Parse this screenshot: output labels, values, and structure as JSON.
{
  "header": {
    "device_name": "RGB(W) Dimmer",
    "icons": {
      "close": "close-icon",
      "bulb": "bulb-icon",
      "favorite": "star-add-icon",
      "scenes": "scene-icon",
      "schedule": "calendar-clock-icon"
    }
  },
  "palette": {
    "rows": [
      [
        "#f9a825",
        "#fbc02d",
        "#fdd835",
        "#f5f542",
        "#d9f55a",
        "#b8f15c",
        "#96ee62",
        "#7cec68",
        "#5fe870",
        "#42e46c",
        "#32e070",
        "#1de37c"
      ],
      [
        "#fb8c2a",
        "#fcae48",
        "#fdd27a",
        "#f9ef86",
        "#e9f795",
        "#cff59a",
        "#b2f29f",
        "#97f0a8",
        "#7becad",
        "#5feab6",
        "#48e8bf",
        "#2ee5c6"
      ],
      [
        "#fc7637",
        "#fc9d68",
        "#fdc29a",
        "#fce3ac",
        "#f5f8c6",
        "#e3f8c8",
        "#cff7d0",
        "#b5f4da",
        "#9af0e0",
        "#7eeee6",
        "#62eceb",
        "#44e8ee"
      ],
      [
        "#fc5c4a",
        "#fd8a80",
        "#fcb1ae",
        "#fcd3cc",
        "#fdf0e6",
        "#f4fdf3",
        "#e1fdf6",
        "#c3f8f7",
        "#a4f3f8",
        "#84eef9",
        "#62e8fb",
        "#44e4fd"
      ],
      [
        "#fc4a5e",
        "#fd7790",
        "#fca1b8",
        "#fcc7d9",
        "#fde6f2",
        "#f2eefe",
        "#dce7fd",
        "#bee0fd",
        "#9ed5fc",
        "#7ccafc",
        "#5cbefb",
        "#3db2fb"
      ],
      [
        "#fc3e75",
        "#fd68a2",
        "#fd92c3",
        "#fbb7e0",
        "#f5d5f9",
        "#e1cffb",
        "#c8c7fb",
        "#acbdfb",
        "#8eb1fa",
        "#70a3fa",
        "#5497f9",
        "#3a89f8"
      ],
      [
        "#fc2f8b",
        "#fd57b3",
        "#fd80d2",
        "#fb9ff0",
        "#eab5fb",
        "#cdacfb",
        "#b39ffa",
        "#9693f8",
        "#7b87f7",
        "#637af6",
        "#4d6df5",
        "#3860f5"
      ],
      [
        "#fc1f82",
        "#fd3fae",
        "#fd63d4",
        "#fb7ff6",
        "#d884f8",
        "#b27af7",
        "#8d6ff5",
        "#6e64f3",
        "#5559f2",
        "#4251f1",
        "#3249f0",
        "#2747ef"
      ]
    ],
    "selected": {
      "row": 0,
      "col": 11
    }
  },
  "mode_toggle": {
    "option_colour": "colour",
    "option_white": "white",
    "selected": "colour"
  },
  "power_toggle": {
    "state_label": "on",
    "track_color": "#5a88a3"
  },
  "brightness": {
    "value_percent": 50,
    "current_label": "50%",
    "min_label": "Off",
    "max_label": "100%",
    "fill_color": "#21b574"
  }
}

■ ■ ■ ■ ■

*SET TASK*: Where a line above contains the word "colour", copy that line.

*WRITTEN ANSWER*:
    "option_colour": "colour",
    "selected": "colour"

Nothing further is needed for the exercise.